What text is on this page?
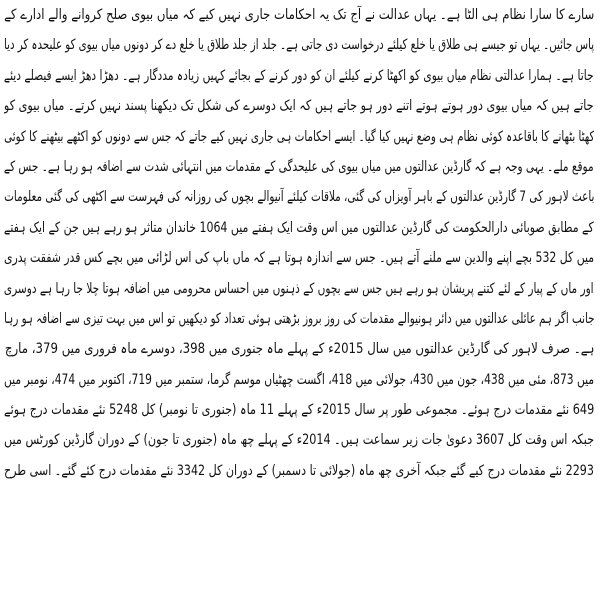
سارے کا سارا نظام ہی الٹا ہے۔ یہاں عدالت نے آج تک یہ احکامات جاری نہیں کیے کہ میاں بیوی صلح کروانے والے ادارے کے
پاس جائیں۔ یہاں تو جیسے ہی طلاق یا خلع کیلئے درخواست دی جاتی ہے۔ جلد از جلد طلاق یا خلع دے کر دونوں میاں بیوی کو علیحدہ کر دیا
جاتا ہے۔ ہمارا عدالتی نظام میاں بیوی کو اکھٹا کرنے کیلئے ان کو دور کرنے کے بجائے کہیں زیادہ مددگار ہے۔ دھڑا دھڑ ایسے فیصلے دیئے
جاتے ہیں کہ میاں بیوی دور ہوتے ہوتے اتنے دور ہو جاتے ہیں کہ ایک دوسرے کی شکل تک دیکھنا پسند نہیں کرتے۔ میاں بیوی کو
کھٹا بٹھانے کا باقاعدہ کوئی نظام ہی وضع نہیں کیا گیا۔ ایسے احکامات ہی جاری نہیں کیے جاتے کہ جس سے دونوں کو اکٹھے بیٹھنے کا کوئی
موقع ملے۔ یہی وجہ ہے کہ گارڈین عدالتوں میں میاں بیوی کی علیحدگی کے مقدمات میں انتہائی شدت سے اضافہ ہو رہا ہے۔ جس کے
باعث لاہور کی 7 گارڈین عدالتوں کے باہر آویزاں کی گئی، ملاقات کیلئے آنیوالے بچوں کی روزانہ کی فہرست سے اکٹھی کی گئی معلومات
کے مطابق صوبائی دارالحکومت کی گارڈین عدالتوں میں اس وقت ایک ہفتے میں 1064 خاندان متاثر ہو رہے ہیں جن کے ایک ہفتے
میں کل 532 بچے اپنے والدین سے ملنے آتے ہیں۔ جس سے اندازہ ہوتا ہے کہ ماں باپ کی اس لڑائی میں بچے کس قدر شفقت پدری
اور ماں کے پیار کے لئے کتنے پریشان ہو رہے ہیں جس سے بچوں کے ذہنوں میں احساس محرومی میں اضافہ ہوتا چلا جا رہا ہے دوسری
جانب اگر ہم عائلی عدالتوں میں دائر ہونیوالے مقدمات کی روز بروز بڑھتی ہوئی تعداد کو دیکھیں تو اس میں بہت تیزی سے اضافہ ہو رہا
ہے۔ صرف لاہور کی گارڈین عدالتوں میں سال 2015ء کے پہلے ماہ جنوری میں 398، دوسرے ماہ فروری میں 379، مارچ
میں 873، مئی میں 438، جون میں 430، جولائی میں 418، اگست چھٹیاں موسم گرما، ستمبر میں 719، اکتوبر میں 474، نومبر میں
649 نئے مقدمات درج ہوئے۔ مجموعی طور پر سال 2015ء کے پہلے 11 ماہ (جنوری تا نومبر) کل 5248 نئے مقدمات درج ہوئے
جبکہ اس وقت کل 3607 دعویٰ جات زیر سماعت ہیں۔ 2014ء کے پہلے چھ ماہ (جنوری تا جون) کے دوران گارڈین کورٹس میں
2293 نئے مقدمات درج کیے گئے جبکہ آخری چھ ماہ (جولائی تا دسمبر) کے دوران کل 3342 نئے مقدمات درج کئے گئے۔ اسی طرح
----
> _SHORT PROBLEM_
Copy whichever lines in the listing above contain the word "جبکہ".

> _SOLUTION TO THIS PROBLEM_
جبکہ اس وقت کل 3607 دعویٰ جات زیر سماعت ہیں۔ 2014ء کے پہلے چھ ماہ (جنوری تا جون) کے دوران گارڈین کورٹس میں
2293 نئے مقدمات درج کیے گئے جبکہ آخری چھ ماہ (جولائی تا دسمبر) کے دوران کل 3342 نئے مقدمات درج کئے گئے۔ اسی طرح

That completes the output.